### Given exercise:
Copy out all the lines exactly. Omit pictures.

** start **

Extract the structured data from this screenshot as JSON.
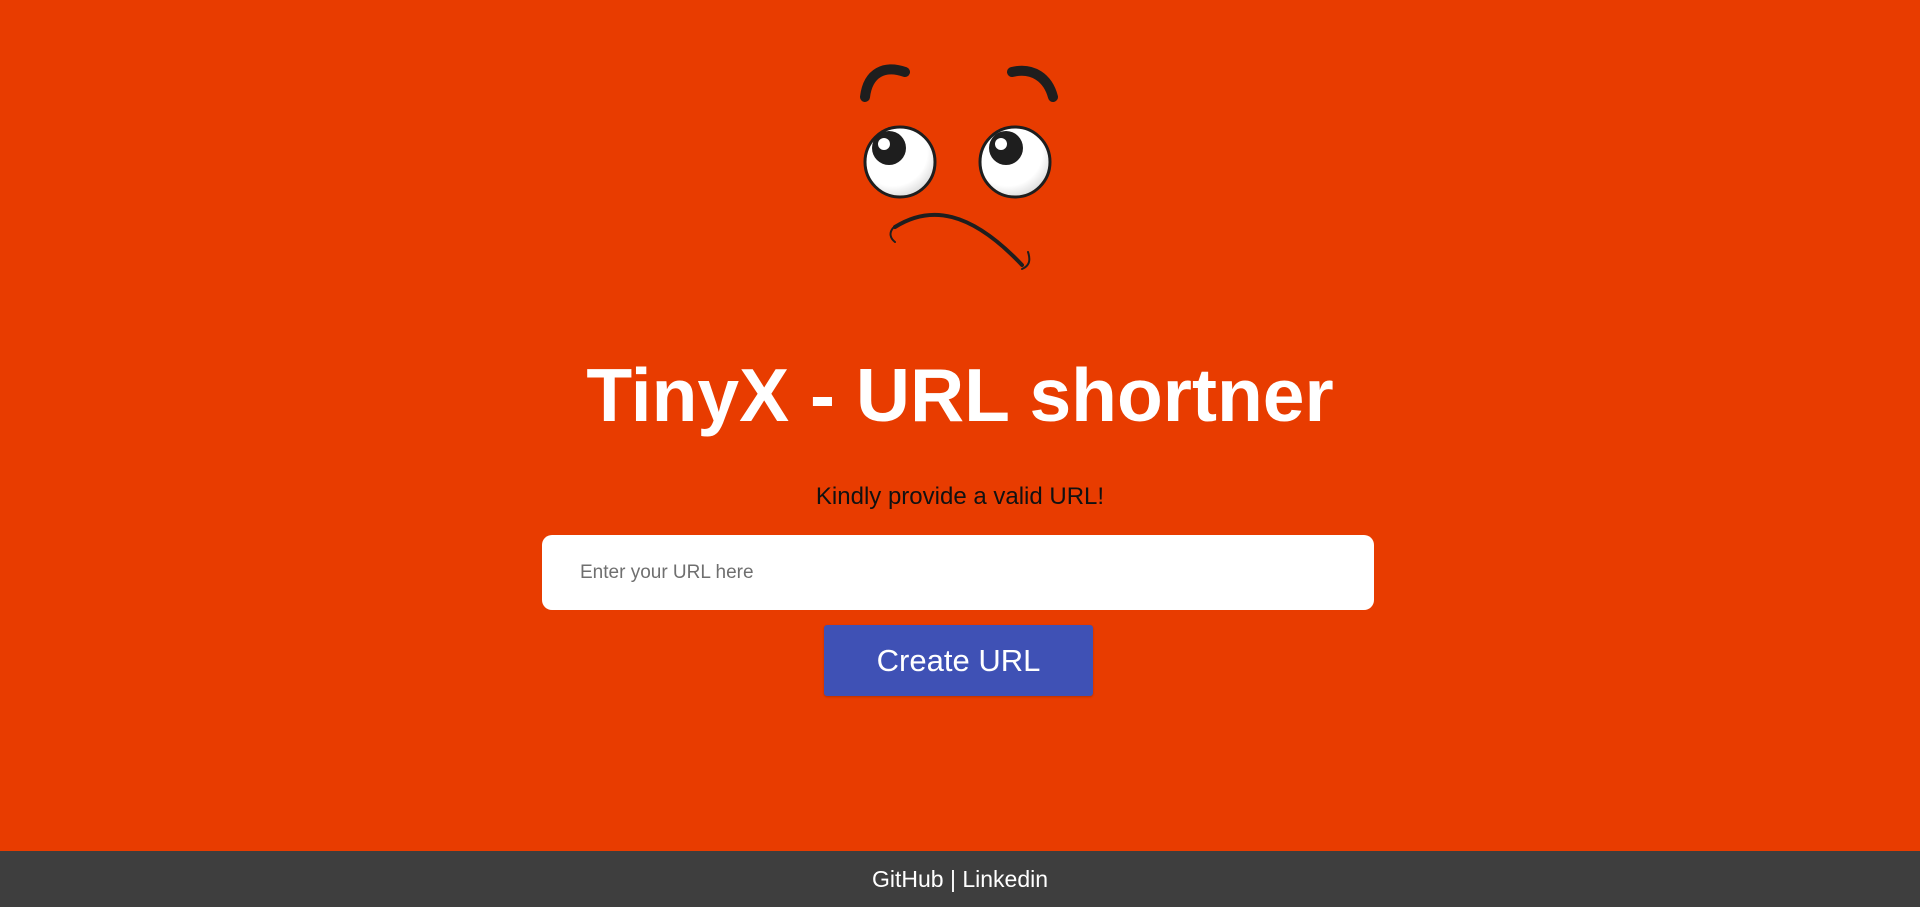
{
  "page": {
    "background_color": "#e83c00"
  },
  "hero": {
    "illustration": "sad-face-icon",
    "title": "TinyX - URL shortner",
    "subtitle": "Kindly provide a valid URL!"
  },
  "form": {
    "url_input": {
      "value": "",
      "placeholder": "Enter your URL here"
    },
    "submit_label": "Create URL",
    "submit_color": "#3f51b5"
  },
  "footer": {
    "background_color": "#3e3e3e",
    "links": [
      {
        "label": "GitHub"
      },
      {
        "label": "Linkedin"
      }
    ],
    "separator": "|"
  }
}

** end **

### Answer for this exercise:
Extract the structured data from this screenshot as JSON.
{
  "page": {
    "background_color": "#e83c00"
  },
  "hero": {
    "illustration": "sad-face-icon",
    "title": "TinyX - URL shortner",
    "subtitle": "Kindly provide a valid URL!"
  },
  "form": {
    "url_input": {
      "value": "",
      "placeholder": "Enter your URL here"
    },
    "submit_label": "Create URL",
    "submit_color": "#3f51b5"
  },
  "footer": {
    "background_color": "#3e3e3e",
    "links": [
      {
        "label": "GitHub"
      },
      {
        "label": "Linkedin"
      }
    ],
    "separator": "|"
  }
}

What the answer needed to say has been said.